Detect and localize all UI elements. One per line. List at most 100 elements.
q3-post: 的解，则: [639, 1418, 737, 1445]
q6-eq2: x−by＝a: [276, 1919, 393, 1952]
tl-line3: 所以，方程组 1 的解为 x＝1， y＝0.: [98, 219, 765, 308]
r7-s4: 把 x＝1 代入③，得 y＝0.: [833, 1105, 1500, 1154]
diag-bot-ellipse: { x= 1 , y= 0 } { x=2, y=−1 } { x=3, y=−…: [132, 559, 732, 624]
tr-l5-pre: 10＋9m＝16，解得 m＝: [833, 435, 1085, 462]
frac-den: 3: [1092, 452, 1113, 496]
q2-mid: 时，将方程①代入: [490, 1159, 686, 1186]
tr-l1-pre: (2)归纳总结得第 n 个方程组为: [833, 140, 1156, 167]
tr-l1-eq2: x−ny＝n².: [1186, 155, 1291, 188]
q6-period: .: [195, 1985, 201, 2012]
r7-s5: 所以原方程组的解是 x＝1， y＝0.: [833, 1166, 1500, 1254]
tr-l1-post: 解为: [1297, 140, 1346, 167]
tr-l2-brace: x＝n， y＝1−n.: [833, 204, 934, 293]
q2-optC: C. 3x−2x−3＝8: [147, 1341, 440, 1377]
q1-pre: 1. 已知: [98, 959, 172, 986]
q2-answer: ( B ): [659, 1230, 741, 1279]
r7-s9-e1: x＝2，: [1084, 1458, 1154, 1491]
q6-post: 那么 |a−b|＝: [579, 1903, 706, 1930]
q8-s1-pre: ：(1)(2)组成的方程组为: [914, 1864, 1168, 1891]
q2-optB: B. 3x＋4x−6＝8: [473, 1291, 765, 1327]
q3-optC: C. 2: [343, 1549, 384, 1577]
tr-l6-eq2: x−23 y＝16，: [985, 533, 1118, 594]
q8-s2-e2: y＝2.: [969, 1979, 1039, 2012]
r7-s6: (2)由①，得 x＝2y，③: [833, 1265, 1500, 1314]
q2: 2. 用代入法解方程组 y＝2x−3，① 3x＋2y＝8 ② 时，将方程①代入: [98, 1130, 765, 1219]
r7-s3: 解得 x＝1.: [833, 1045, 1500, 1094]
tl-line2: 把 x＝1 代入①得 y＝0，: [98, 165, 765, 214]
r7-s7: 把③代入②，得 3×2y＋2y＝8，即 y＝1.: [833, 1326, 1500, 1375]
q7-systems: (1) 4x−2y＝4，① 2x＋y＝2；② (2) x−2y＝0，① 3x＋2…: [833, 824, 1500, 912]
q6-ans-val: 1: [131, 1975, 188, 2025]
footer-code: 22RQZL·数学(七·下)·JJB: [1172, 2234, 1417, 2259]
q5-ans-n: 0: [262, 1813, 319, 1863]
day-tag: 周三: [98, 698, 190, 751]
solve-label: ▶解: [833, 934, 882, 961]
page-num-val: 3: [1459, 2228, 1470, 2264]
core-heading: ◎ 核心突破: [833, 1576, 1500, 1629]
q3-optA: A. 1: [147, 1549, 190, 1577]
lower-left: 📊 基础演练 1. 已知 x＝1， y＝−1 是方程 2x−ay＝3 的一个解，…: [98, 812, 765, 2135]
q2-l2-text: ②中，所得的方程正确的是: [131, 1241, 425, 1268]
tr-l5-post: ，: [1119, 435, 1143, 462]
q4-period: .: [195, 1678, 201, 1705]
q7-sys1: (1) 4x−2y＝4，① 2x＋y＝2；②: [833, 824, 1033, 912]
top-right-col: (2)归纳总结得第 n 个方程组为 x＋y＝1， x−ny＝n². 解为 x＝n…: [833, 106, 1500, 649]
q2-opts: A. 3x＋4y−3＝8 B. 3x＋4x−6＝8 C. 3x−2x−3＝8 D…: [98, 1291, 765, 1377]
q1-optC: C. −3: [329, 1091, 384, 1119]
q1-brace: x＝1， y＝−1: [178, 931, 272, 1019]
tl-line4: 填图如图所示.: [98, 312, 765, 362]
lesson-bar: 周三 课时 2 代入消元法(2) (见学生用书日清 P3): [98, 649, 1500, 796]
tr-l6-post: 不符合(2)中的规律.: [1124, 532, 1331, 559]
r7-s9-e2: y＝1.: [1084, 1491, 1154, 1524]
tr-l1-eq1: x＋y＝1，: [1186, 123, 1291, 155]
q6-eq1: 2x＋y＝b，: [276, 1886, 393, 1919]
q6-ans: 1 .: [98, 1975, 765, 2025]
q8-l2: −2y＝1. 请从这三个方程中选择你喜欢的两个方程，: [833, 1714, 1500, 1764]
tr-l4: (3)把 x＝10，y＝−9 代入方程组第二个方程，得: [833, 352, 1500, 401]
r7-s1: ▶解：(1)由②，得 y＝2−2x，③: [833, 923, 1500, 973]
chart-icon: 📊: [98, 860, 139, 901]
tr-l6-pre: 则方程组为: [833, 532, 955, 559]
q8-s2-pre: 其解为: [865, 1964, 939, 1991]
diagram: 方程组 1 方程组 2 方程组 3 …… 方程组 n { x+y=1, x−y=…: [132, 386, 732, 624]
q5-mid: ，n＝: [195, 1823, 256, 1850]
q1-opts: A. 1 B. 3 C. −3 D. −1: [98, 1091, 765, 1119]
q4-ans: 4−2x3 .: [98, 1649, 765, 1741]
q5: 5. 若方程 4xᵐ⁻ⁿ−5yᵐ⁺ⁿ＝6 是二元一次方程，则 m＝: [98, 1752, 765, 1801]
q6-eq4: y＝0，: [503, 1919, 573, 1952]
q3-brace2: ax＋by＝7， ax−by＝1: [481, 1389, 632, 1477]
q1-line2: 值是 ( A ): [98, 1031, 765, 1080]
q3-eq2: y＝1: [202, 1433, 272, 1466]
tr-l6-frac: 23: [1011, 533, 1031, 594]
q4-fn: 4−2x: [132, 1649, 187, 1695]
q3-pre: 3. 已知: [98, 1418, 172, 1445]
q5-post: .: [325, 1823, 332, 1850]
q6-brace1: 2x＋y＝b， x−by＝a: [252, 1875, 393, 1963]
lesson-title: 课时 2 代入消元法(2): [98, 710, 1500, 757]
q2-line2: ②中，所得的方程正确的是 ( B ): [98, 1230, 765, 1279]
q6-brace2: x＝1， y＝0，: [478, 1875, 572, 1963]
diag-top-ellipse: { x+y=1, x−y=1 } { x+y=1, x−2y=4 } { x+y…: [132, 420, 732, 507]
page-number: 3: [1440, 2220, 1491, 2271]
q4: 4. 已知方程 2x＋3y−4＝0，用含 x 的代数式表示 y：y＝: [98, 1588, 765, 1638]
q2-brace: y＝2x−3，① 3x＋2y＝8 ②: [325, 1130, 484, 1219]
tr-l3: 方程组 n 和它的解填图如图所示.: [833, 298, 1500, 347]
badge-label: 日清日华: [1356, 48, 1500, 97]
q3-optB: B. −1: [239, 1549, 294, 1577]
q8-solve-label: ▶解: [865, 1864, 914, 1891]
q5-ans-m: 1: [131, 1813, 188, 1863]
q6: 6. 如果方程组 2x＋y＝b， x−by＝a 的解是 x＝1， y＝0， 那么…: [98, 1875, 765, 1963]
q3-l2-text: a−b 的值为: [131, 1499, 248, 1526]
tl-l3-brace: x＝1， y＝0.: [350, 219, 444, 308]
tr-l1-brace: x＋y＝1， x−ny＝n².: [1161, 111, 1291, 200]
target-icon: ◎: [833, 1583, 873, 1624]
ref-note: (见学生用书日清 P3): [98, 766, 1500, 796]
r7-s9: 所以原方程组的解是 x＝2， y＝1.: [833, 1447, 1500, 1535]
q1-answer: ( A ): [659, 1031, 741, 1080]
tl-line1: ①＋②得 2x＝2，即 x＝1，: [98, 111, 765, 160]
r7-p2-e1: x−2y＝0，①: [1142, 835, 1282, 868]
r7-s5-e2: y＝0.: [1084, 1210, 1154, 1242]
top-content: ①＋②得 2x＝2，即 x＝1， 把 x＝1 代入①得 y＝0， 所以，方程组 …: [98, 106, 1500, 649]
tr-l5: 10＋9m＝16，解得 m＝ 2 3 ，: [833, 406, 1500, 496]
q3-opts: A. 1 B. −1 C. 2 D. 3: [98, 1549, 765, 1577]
:::
The problem. Render the items from the first line up to and including the line with "r7-s9-e1: x＝2，: [1084, 1458, 1154, 1491]" as a numbered list, leaving out blank lines.

Expected output.
1. Detect and localize all UI elements. One per line. List at most 100 elements.
2. q3-post: 的解，则: [639, 1418, 737, 1445]
3. q6-eq2: x−by＝a: [276, 1919, 393, 1952]
4. tl-line3: 所以，方程组 1 的解为 x＝1， y＝0.: [98, 219, 765, 308]
5. r7-s4: 把 x＝1 代入③，得 y＝0.: [833, 1105, 1500, 1154]
6. diag-bot-ellipse: { x= 1 , y= 0 } { x=2, y=−1 } { x=3, y=−…: [132, 559, 732, 624]
7. tr-l5-pre: 10＋9m＝16，解得 m＝: [833, 435, 1085, 462]
8. frac-den: 3: [1092, 452, 1113, 496]
9. q2-mid: 时，将方程①代入: [490, 1159, 686, 1186]
10. tr-l1-pre: (2)归纳总结得第 n 个方程组为: [833, 140, 1156, 167]
11. tr-l1-eq2: x−ny＝n².: [1186, 155, 1291, 188]
12. q6-period: .: [195, 1985, 201, 2012]
13. r7-s5: 所以原方程组的解是 x＝1， y＝0.: [833, 1166, 1500, 1254]
14. tr-l1-post: 解为: [1297, 140, 1346, 167]
15. tr-l2-brace: x＝n， y＝1−n.: [833, 204, 934, 293]
16. q2-optC: C. 3x−2x−3＝8: [147, 1341, 440, 1377]
17. q1-pre: 1. 已知: [98, 959, 172, 986]
18. q2-answer: ( B ): [659, 1230, 741, 1279]
19. r7-s9-e1: x＝2，: [1084, 1458, 1154, 1491]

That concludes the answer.